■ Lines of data
** BEGIN **
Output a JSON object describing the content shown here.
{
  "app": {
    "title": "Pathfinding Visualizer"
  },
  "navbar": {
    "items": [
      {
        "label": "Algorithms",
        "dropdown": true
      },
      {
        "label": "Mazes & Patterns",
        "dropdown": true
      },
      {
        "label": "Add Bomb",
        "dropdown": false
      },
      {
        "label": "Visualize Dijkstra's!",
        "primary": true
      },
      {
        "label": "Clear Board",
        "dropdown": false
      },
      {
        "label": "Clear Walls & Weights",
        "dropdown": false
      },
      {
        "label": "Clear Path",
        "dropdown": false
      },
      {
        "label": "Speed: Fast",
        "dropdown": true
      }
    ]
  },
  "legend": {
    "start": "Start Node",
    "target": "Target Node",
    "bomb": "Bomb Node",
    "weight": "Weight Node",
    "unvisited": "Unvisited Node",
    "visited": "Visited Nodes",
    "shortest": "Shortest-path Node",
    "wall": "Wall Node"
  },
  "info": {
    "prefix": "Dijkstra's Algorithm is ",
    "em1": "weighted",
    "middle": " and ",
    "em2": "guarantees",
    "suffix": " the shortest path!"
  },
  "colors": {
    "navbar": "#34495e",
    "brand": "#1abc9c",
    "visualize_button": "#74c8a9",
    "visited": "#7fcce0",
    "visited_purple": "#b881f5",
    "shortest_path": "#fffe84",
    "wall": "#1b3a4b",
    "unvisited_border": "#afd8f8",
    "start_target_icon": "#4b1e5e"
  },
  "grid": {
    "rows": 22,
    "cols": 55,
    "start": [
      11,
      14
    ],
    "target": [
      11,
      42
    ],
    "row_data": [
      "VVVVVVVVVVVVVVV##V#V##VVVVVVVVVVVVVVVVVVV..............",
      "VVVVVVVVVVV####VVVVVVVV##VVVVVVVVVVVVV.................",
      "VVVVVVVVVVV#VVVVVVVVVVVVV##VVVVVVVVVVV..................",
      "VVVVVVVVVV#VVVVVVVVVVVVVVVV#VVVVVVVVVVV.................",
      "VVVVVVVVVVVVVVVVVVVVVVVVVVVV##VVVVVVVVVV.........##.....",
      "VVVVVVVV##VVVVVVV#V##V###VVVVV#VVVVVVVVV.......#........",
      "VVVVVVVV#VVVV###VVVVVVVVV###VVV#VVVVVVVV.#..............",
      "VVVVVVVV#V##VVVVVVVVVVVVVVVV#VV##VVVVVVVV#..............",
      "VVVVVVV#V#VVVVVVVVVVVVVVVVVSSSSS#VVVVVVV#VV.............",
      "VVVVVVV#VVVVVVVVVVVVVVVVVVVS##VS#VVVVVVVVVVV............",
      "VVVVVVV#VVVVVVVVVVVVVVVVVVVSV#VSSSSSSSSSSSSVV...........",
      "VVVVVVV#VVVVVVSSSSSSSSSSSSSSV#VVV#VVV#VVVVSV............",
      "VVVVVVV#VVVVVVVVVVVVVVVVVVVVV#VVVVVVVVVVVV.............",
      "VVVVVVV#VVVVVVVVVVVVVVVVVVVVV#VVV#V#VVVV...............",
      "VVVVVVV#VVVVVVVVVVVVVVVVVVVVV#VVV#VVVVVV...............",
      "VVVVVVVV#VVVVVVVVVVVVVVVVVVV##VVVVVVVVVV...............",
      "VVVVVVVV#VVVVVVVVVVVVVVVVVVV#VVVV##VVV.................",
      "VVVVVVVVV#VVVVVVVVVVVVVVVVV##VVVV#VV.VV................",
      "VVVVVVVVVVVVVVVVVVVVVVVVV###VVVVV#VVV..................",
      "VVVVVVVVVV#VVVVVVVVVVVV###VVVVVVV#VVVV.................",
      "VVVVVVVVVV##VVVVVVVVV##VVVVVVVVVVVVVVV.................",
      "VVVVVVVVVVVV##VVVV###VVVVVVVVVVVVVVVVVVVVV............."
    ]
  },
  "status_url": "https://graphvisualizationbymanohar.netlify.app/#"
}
** END **
■ AIM OF THE EXERCISE
Show every line above in which the word "label" occurs.

■ PROBLEM SOLUTION
        "label": "Algorithms",
        "label": "Mazes & Patterns",
        "label": "Add Bomb",
        "label": "Visualize Dijkstra's!",
        "label": "Clear Board",
        "label": "Clear Walls & Weights",
        "label": "Clear Path",
        "label": "Speed: Fast",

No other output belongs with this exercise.